Figure dataset records:
▽
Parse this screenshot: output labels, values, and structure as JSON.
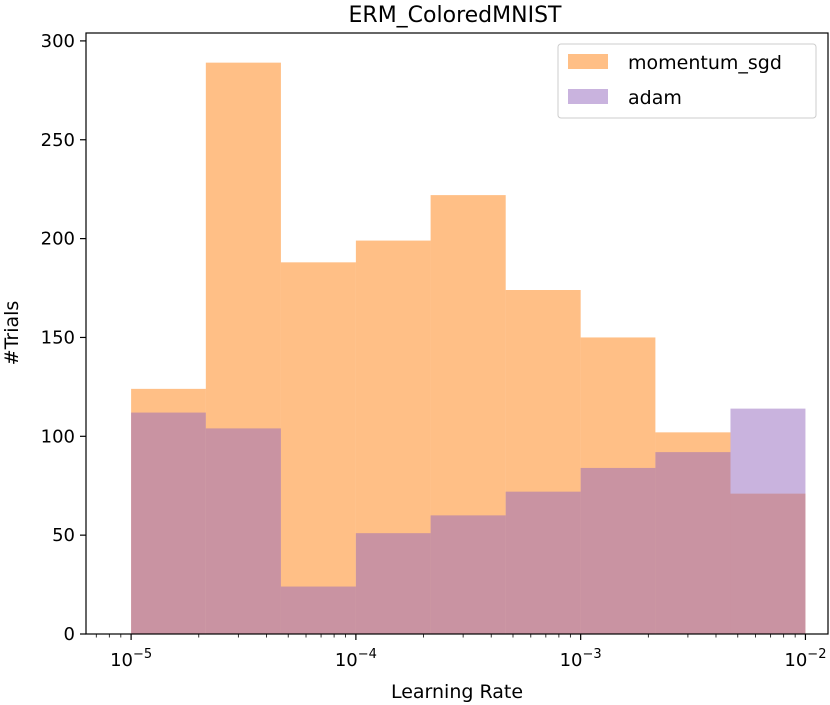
{
  "chart_data": {
    "type": "histogram",
    "title": "ERM_ColoredMNIST",
    "xlabel": "Learning Rate",
    "ylabel": "#Trials",
    "xscale": "log",
    "xlim": [
      6.3e-06,
      0.0126
    ],
    "ylim": [
      0,
      304
    ],
    "yticks": [
      0,
      50,
      100,
      150,
      200,
      250,
      300
    ],
    "xticks": [
      {
        "value": 1e-05,
        "base": "10",
        "exp": "−5"
      },
      {
        "value": 0.0001,
        "base": "10",
        "exp": "−4"
      },
      {
        "value": 0.001,
        "base": "10",
        "exp": "−3"
      },
      {
        "value": 0.01,
        "base": "10",
        "exp": "−2"
      }
    ],
    "bin_edges": [
      1e-05,
      2.15e-05,
      4.64e-05,
      0.0001,
      0.000215,
      0.000464,
      0.001,
      0.00215,
      0.00464,
      0.01
    ],
    "series": [
      {
        "name": "momentum_sgd",
        "color": "#ff7f0e",
        "opacity": 0.5,
        "counts": [
          124,
          289,
          188,
          199,
          222,
          174,
          150,
          102,
          71
        ]
      },
      {
        "name": "adam",
        "color": "#9467bd",
        "opacity": 0.5,
        "counts": [
          112,
          104,
          24,
          51,
          60,
          72,
          84,
          92,
          114
        ]
      }
    ],
    "legend": {
      "position": "top-right"
    },
    "grid": false
  }
}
△
REQUIREMENT:
Exclude the pictures. Write out the remaining data exactly.

RESULT:
Parse this screenshot: output labels, values, and structure as JSON.
{
  "chart_data": {
    "type": "histogram",
    "title": "ERM_ColoredMNIST",
    "xlabel": "Learning Rate",
    "ylabel": "#Trials",
    "xscale": "log",
    "xlim": [
      6.3e-06,
      0.0126
    ],
    "ylim": [
      0,
      304
    ],
    "yticks": [
      0,
      50,
      100,
      150,
      200,
      250,
      300
    ],
    "xticks": [
      {
        "value": 1e-05,
        "base": "10",
        "exp": "−5"
      },
      {
        "value": 0.0001,
        "base": "10",
        "exp": "−4"
      },
      {
        "value": 0.001,
        "base": "10",
        "exp": "−3"
      },
      {
        "value": 0.01,
        "base": "10",
        "exp": "−2"
      }
    ],
    "bin_edges": [
      1e-05,
      2.15e-05,
      4.64e-05,
      0.0001,
      0.000215,
      0.000464,
      0.001,
      0.00215,
      0.00464,
      0.01
    ],
    "series": [
      {
        "name": "momentum_sgd",
        "color": "#ff7f0e",
        "opacity": 0.5,
        "counts": [
          124,
          289,
          188,
          199,
          222,
          174,
          150,
          102,
          71
        ]
      },
      {
        "name": "adam",
        "color": "#9467bd",
        "opacity": 0.5,
        "counts": [
          112,
          104,
          24,
          51,
          60,
          72,
          84,
          92,
          114
        ]
      }
    ],
    "legend": {
      "position": "top-right"
    },
    "grid": false
  }
}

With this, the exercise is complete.